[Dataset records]
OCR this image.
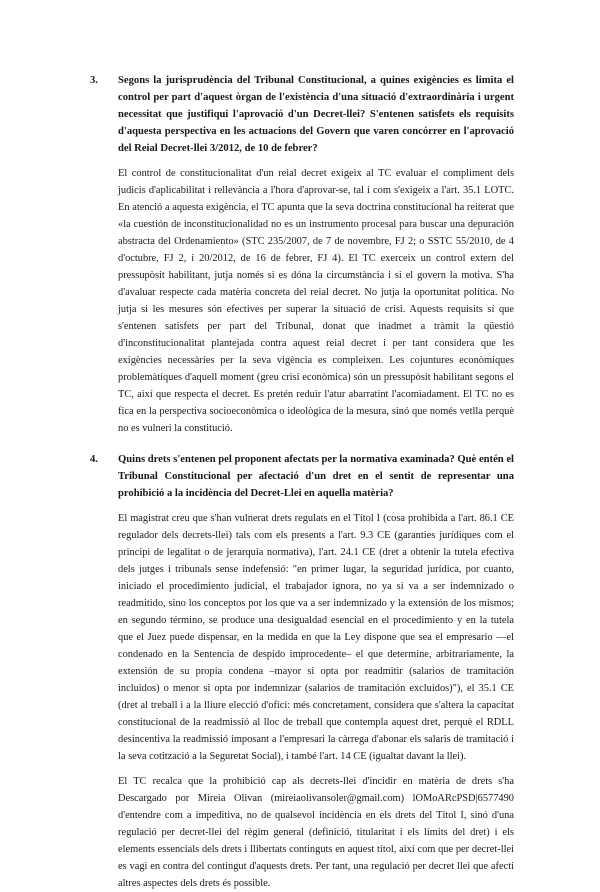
3.	Segons la jurisprudència del Tribunal Constitucional, a quines exigències es limita el control per part d'aquest òrgan de l'existència d'una situació d'extraordinària i urgent necessitat que justifiqui l'aprovació d'un Decret-llei? S'entenen satisfets els requisits d'aquesta perspectiva en les actuacions del Govern que varen concórrer en l'aprovació del Reial Decret-llei 3/2012, de 10 de febrer?

El control de constitucionalitat d'un reial decret exigeix al TC evaluar el compliment dels judicis d'aplicabilitat i rellevància a l'hora d'aprovar-se, tal i com s'exigeix a l'art. 35.1 LOTC. En atenció a aquesta exigència, el TC apunta que la seva doctrina constitucional ha reiterat que «la cuestión de inconstitucionalidad no es un instrumento procesal para buscar una depuración abstracta del Ordenamiento» (STC 235/2007, de 7 de novembre, FJ 2; o SSTC 55/2010, de 4 d'octubre, FJ 2, i 20/2012, de 16 de febrer, FJ 4). El TC exerceix un control extern del pressupòsit habilitant, jutja només si es dóna la circumstància i si el govern la motiva. S'ha d'avaluar respecte cada matèria concreta del reial decret. No jutja la oportunitat política. No jutja si les mesures són efectives per superar la situació de crisi. Aquests requisits sí que s'entenen satisfets per part del Tribunal, donat que inadmet a tràmit la qüestió d'inconstitucionalitat plantejada contra aquest reial decret i per tant considera que les exigències necessàries per la seva vigència es compleixen. Les cojuntures econòmiques problemàtiques d'aquell moment (greu crisi econòmica) són un pressupòsit habilitant segons el TC, així que respecta el decret. Es pretén reduir l'atur abarratint l'acomiadament. El TC no es fica en la perspectiva socioeconòmica o ideològica de la mesura, sinó que només vetlla perquè no es vulneri la constitució.

4.	Quins drets s'entenen pel proponent afectats per la normativa examinada? Què entén el Tribunal Constitucional per afectació d'un dret en el sentit de representar una prohibició a la incidència del Decret-Llei en aquella matèria?

El magistrat creu que s'han vulnerat drets regulats en el Títol I (cosa prohibida a l'art. 86.1 CE regulador dels decrets-llei) tals com els presents a l'art. 9.3 CE (garanties jurídiques com el principi de legalitat o de jerarquia normativa), l'art. 24.1 CE (dret a obtenir la tutela efectiva dels jutges i tribunals sense indefensió: "en primer lugar, la seguridad jurídica, por cuanto, iniciado el procedimiento judicial, el trabajador ignora, no ya si va a ser indemnizado o readmitido, sino los conceptos por los que va a ser indemnizado y la extensión de los mismos; en segundo término, se produce una desigualdad esencial en el procedimiento y en la tutela que el Juez puede dispensar, en la medida en que la Ley dispone que sea el empresario ––el condenado en la Sentencia de despido improcedente– el que determine, arbitrariamente, la extensión de su propia condena –mayor si opta por readmitir (salarios de tramitación incluidos) o menor si opta por indemnizar (salarios de tramitación excluidos)"), el 35.1 CE (dret al treball i a la lliure elecció d'ofici: més concretament, considera que s'altera la capacitat constitucional de la readmissió al lloc de treball que contempla aquest dret, perquè el RDLL desincentiva la readmissió imposant a l'empresari la càrrega d'abonar els salaris de tramitació i la seva cotització a la Seguretat Social), i també l'art. 14 CE (igualtat davant la llei).

El TC recalca que la prohibició cap als decrets-llei d'incidir en matèria de drets s'ha Descargado por Mireia Olivan (mireiaolivansoler@gmail.com) lOMoARcPSD|6577490 d'entendre com a impeditiva, no de qualsevol incidència en els drets del Títol I, sinó d'una regulació per decret-llei del règim general (definició, titularitat i els límits del dret) i els elements essencials dels drets i llibertats continguts en aquest títol, així com que per decret-llei es vagi en contra del contingut d'aquests drets. Per tant, una regulació per decret llei que afecti altres aspectes dels drets és possible.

* [TO BE DONE]
Filter the listing above by the word "incidència"; copy each line that passes.

* [RESULT BELOW]
4.	Quins drets s'entenen pel proponent afectats per la normativa examinada? Què entén el Tribunal Constitucional per afectació d'un dret en el sentit de representar una prohibició a la incidència del Decret-Llei en aquella matèria?
El TC recalca que la prohibició cap als decrets-llei d'incidir en matèria de drets s'ha Descargado por Mireia Olivan (mireiaolivansoler@gmail.com) lOMoARcPSD|6577490 d'entendre com a impeditiva, no de qualsevol incidència en els drets del Títol I, sinó d'una regulació per decret-llei del règim general (definició, titularitat i els límits del dret) i els elements essencials dels drets i llibertats continguts en aquest títol, així com que per decret-llei es vagi en contra del contingut d'aquests drets. Per tant, una regulació per decret llei que afecti altres aspectes dels drets és possible.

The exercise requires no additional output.